■ Task goal: Omit the images. Copy each entry word for word.

■ Excerpted data:

★ ★ ★ ★ ★ ★ ★

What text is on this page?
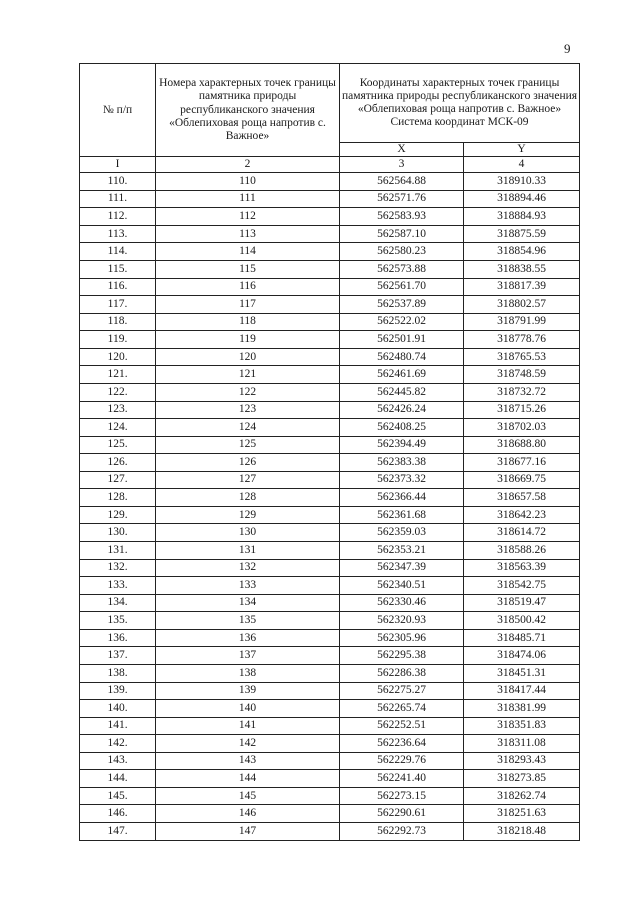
9
№ п/п	Номера характерных точек границы памятника природы республиканского значения «Облепиховая роща напротив с. Важное»	Координаты характерных точек границы памятника природы республиканского значения «Облепиховая роща напротив с. Важное» Система координат МСК-09	
		X	Y
I	2	3	4
110.	110	562564.88	318910.33
111.	111	562571.76	318894.46
112.	112	562583.93	318884.93
113.	113	562587.10	318875.59
114.	114	562580.23	318854.96
115.	115	562573.88	318838.55
116.	116	562561.70	318817.39
117.	117	562537.89	318802.57
118.	118	562522.02	318791.99
119.	119	562501.91	318778.76
120.	120	562480.74	318765.53
121.	121	562461.69	318748.59
122.	122	562445.82	318732.72
123.	123	562426.24	318715.26
124.	124	562408.25	318702.03
125.	125	562394.49	318688.80
126.	126	562383.38	318677.16
127.	127	562373.32	318669.75
128.	128	562366.44	318657.58
129.	129	562361.68	318642.23
130.	130	562359.03	318614.72
131.	131	562353.21	318588.26
132.	132	562347.39	318563.39
133.	133	562340.51	318542.75
134.	134	562330.46	318519.47
135.	135	562320.93	318500.42
136.	136	562305.96	318485.71
137.	137	562295.38	318474.06
138.	138	562286.38	318451.31
139.	139	562275.27	318417.44
140.	140	562265.74	318381.99
141.	141	562252.51	318351.83
142.	142	562236.64	318311.08
143.	143	562229.76	318293.43
144.	144	562241.40	318273.85
145.	145	562273.15	318262.74
146.	146	562290.61	318251.63
147.	147	562292.73	318218.48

★ ★ ★ ★ ★ ★ ★

■ Solution to this exercise:
What text is on this page?
9
№ п/п	Номера характерных точек границы памятника природы республиканского значения «Облепиховая роща напротив с. Важное»	Координаты характерных точек границы памятника природы республиканского значения «Облепиховая роща напротив с. Важное» Система координат МСК-09	
		X	Y
I	2	3	4
110.	110	562564.88	318910.33
111.	111	562571.76	318894.46
112.	112	562583.93	318884.93
113.	113	562587.10	318875.59
114.	114	562580.23	318854.96
115.	115	562573.88	318838.55
116.	116	562561.70	318817.39
117.	117	562537.89	318802.57
118.	118	562522.02	318791.99
119.	119	562501.91	318778.76
120.	120	562480.74	318765.53
121.	121	562461.69	318748.59
122.	122	562445.82	318732.72
123.	123	562426.24	318715.26
124.	124	562408.25	318702.03
125.	125	562394.49	318688.80
126.	126	562383.38	318677.16
127.	127	562373.32	318669.75
128.	128	562366.44	318657.58
129.	129	562361.68	318642.23
130.	130	562359.03	318614.72
131.	131	562353.21	318588.26
132.	132	562347.39	318563.39
133.	133	562340.51	318542.75
134.	134	562330.46	318519.47
135.	135	562320.93	318500.42
136.	136	562305.96	318485.71
137.	137	562295.38	318474.06
138.	138	562286.38	318451.31
139.	139	562275.27	318417.44
140.	140	562265.74	318381.99
141.	141	562252.51	318351.83
142.	142	562236.64	318311.08
143.	143	562229.76	318293.43
144.	144	562241.40	318273.85
145.	145	562273.15	318262.74
146.	146	562290.61	318251.63
147.	147	562292.73	318218.48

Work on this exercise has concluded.